--- Study text Enclosed Below ---

Mossback is a cultural conservative. No, not the I-only-listen-to-music-approved-by-Tipper-Gore-and-go-to-movies-rated-godly-by-Michael-Medved type. But I view most public art with great suspicion and rarely go to foreign films that don’t feature swords.
From time to time, though, I weaken and am persuaded to leave the stump for something more mind-broadening and experimental. Most memorable was a performance at On the Boards a few years back that can only be described as “Canadian mime tango.” It’s hard to imagine three scarier words strung together, except maybe “big hairy tarantula.”
Last weekend, I was convinced by a blurb in our own listings to see a film called What the #$*! Do We Know?, which sounded like an interesting indie documentary-style film about quantum physics and the meaning of the universe featuring—oddly, I thought—the deaf Oscar winner, Marlee Matlin, who seemed a very unlikely figure to be explaining string theory, but what the heck. So our small group trundled up to the Crest Theater in Shoreline, where, back in the early ’70s, I used to go to 50-cent weekend double-feature pairings of movies like Breakfast at Tiffany’s with Audrey Hepburn and Five Card Stud with Dean Martin. Talk about cosmic dissonance.
What the #$*! Do We Know? featured a mix of talking heads describing the amazing wonders of the goofy universe of subatomic particles, interspersed with the story of a Portland photographer, played by Matlin, who is chronically depressed but, with the help of a wise, Yoda-like boy, learns to become unstuck in time, shoot hoops, and create her own reality. This enables her to toss the Prozac and get on with a busy life of self-actualization.
A third dimension of the film is its heavy use of computer animation to make its points. This includes a long segment tracking the biological functions of Matlin and others as they attend a Polish wedding—hey, there’s the “shy” cell, the “sex” cell, and the “gluttony” cell. It was a like an old Disney-style film about the functions of the human body, Hemo the Magnificent, or Woody Allen’s Everything You Always Wanted to Know About Sex, where we experience an orgasm from inside the body. Only here, everything was imbued with a kind of mystical, rather than salacious, significance.
What I realized as I watched the film is that it isn’t a documentary about science at all. In fact, it’s a propaganda film with—until the end—a literally hidden agenda. During the movie, I kept thinking that it reminded me of the clever multimedia films you see inside world’s fair pavilions. But who was the Honeywell or Monsanto here?
The presentation was very odd. The talking heads, for example, weren’t identified until the final credits, so you tended to listen somewhat credulously to what they were saying before you knew whether the speakers had any authority to be saying it at all. They mostly sounded like scientists, speaking about particle physics. (Matter is really an idea! Stuff can be two places at once!) But strangely, amid all the talking heads, they kept returning to someone who was familiar: JZ Knight, the New Age cult leader and Yelm resident who purports to channel a 35,000-year-old warrior entity named Ramtha.

--- End of Enclosed Study text ---
--- Data extracts Enclosed Below ---

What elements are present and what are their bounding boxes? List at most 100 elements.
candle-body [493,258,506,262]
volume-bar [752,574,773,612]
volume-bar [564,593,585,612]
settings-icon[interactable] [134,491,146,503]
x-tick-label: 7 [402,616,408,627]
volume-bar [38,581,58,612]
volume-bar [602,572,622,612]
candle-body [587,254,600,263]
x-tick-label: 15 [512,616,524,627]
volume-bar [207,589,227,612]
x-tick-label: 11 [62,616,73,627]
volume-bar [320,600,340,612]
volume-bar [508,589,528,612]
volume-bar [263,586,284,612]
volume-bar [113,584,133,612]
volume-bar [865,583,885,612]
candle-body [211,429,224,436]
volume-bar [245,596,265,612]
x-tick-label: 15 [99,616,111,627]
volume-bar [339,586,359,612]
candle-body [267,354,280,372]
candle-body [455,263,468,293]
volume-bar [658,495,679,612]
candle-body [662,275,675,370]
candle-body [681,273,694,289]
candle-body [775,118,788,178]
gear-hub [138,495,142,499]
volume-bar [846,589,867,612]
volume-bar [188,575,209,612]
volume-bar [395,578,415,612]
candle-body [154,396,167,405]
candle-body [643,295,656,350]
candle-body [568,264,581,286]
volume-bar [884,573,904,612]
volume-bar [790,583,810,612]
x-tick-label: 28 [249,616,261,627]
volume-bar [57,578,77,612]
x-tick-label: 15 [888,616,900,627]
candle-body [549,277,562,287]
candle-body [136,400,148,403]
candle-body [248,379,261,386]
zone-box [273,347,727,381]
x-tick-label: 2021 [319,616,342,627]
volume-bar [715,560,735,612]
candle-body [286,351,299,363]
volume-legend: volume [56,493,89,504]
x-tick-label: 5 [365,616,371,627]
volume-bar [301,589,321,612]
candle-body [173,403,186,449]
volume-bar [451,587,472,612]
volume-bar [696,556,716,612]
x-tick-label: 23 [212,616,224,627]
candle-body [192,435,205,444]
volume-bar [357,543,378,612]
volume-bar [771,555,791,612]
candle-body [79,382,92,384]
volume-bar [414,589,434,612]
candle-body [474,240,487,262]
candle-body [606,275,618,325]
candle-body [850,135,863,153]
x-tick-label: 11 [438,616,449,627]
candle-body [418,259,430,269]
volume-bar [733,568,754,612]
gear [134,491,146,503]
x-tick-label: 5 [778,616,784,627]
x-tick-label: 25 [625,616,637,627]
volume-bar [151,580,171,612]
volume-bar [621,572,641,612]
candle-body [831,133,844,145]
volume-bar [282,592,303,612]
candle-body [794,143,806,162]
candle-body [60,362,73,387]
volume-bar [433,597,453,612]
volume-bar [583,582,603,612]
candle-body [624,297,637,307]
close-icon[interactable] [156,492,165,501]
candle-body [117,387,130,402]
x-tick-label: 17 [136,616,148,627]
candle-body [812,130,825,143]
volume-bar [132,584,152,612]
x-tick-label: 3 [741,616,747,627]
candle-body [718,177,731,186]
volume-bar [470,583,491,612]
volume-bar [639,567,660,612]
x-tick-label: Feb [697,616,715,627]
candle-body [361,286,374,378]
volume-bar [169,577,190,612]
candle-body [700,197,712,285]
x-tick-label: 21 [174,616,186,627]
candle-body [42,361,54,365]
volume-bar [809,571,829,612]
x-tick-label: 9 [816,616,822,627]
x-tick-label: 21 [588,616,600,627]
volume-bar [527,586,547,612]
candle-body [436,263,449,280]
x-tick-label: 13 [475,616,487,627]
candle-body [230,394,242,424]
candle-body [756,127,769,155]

--- End of Enclosed Data extracts ---

- **Task set**:
- 1) Which film titles does the Mossback column name?
- 2) Pick up the Mossback column after its final sentence and continue it.

- **Results by task**:
- 1)
- What the #$*! Do We Know?
- Breakfast at Tiffany's
- Five Card Stud
- Hemo the Magnificent
- Everything You Always Wanted to Know About Sex

- 2)
Mossback’s partner whispered that Knight looked and talked like the love child of Zsa Zsa Gabor and William Shatner. She couldn’t maintain her Ramtha accent, either, and appeared to have had bad plastic surgery—one would think with her money and connections to Atlantis she could have done better. At any rate, I sat through the film wondering what the hell she was doing there. And who the heck were these other “experts” in the film, and how come quantum mechanics kept turning into quantum metaphysics? Turns out a few were legit scientists and academics, but others had credentials from august entities like a chiropractic school and Maharishi University, where they’re learning to stop crime through meditation. And one theologian turns out to have been a Catholic priest who left the church under a cloud of sex-abuse allegations. A number of those interviewed were connected with Ramtha’s School of Enlightenment, run by Knight.
When I got home, I checked the Web and discovered that many other filmgoers had felt conned by this “independent” film with a stealth agenda. Last September, Salon did a story about the film’s Ramtha connections, including its three principal filmmakers, who described themselves as “students of Ramtha,” who, they said, is “a being living outside our space/time.” Salon described the film as an “infomercial” for Ramtha. Our film listings certainly should have reflected, at the very least, that there was a controversial Knight connection to the film. I know that would have influenced my decision to go.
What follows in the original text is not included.